* [Task objective]: Every record should be copied exactly, except that pictures are to be omitted.

* [Records supplied]:
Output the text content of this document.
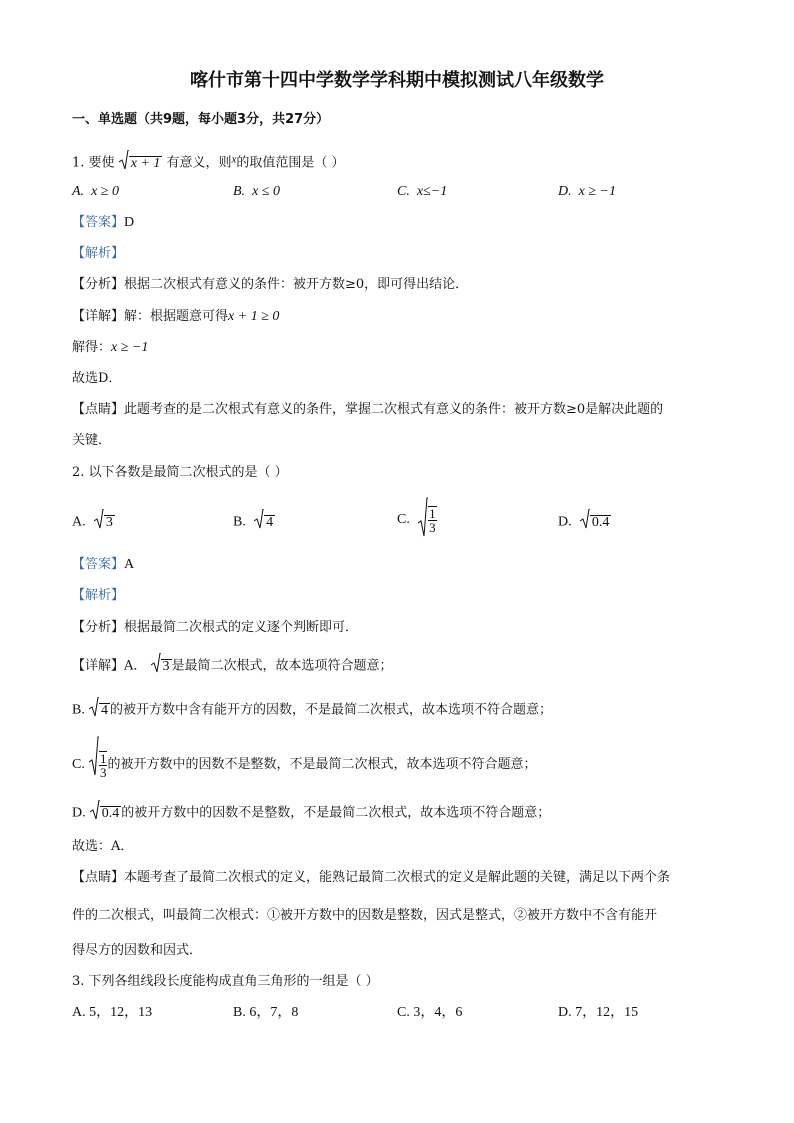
喀什市第十四中学数学学科期中模拟测试八年级数学
一、单选题（共9题，每小题3分，共27分）
1. 要使 x + 1 有意义，则$^x$的取值范围是（ ）
A. x ≥ 0	B. x ≤ 0	C. x≤−1	D. x ≥ −1
【答案】D
【解析】
【分析】根据二次根式有意义的条件：被开方数≥0，即可得出结论．
【详解】解：根据题意可得x + 1 ≥ 0
解得：x ≥ −1
故选D．
【点睛】此题考查的是二次根式有意义的条件，掌握二次根式有意义的条件：被开方数≥0是解决此题的
关键．
2. 以下各数是最简二次根式的是（ ）
A. 3	B. 4	C. $\frac{1}{3}$	D. 0.4
【答案】A
【解析】
【分析】根据最简二次根式的定义逐个判断即可．
【详解】A． 3 是最简二次根式，故本选项符合题意；
B. 4 的被开方数中含有能开方的因数，不是最简二次根式，故本选项不符合题意；
C. $\frac{1}{3}$ 的被开方数中的因数不是整数，不是最简二次根式，故本选项不符合题意；
D. 0.4 的被开方数中的因数不是整数，不是最简二次根式，故本选项不符合题意；
故选：A．
【点睛】本题考查了最简二次根式的定义，能熟记最简二次根式的定义是解此题的关键，满足以下两个条
件的二次根式，叫最简二次根式：①被开方数中的因数是整数，因式是整式，②被开方数中不含有能开
得尽方的因数和因式．
3. 下列各组线段长度能构成直角三角形的一组是（ ）
A. 5，12，13	B. 6，7，8	C. 3，4，6	D. 7，12，15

* [Solution to this task]:
Output the text content of this document.
喀什市第十四中学数学学科期中模拟测试八年级数学
一、单选题（共9题，每小题3分，共27分）
1. 要使 x + 1 有意义，则$^x$的取值范围是（ ）
A. x ≥ 0	B. x ≤ 0	C. x≤−1	D. x ≥ −1
【答案】D
【解析】
【分析】根据二次根式有意义的条件：被开方数≥0，即可得出结论．
【详解】解：根据题意可得x + 1 ≥ 0
解得：x ≥ −1
故选D．
【点睛】此题考查的是二次根式有意义的条件，掌握二次根式有意义的条件：被开方数≥0是解决此题的
关键．
2. 以下各数是最简二次根式的是（ ）
A. 3	B. 4	C. $\frac{1}{3}$	D. 0.4
【答案】A
【解析】
【分析】根据最简二次根式的定义逐个判断即可．
【详解】A． 3 是最简二次根式，故本选项符合题意；
B. 4 的被开方数中含有能开方的因数，不是最简二次根式，故本选项不符合题意；
C. $\frac{1}{3}$ 的被开方数中的因数不是整数，不是最简二次根式，故本选项不符合题意；
D. 0.4 的被开方数中的因数不是整数，不是最简二次根式，故本选项不符合题意；
故选：A．
【点睛】本题考查了最简二次根式的定义，能熟记最简二次根式的定义是解此题的关键，满足以下两个条
件的二次根式，叫最简二次根式：①被开方数中的因数是整数，因式是整式，②被开方数中不含有能开
得尽方的因数和因式．
3. 下列各组线段长度能构成直角三角形的一组是（ ）
A. 5，12，13	B. 6，7，8	C. 3，4，6	D. 7，12，15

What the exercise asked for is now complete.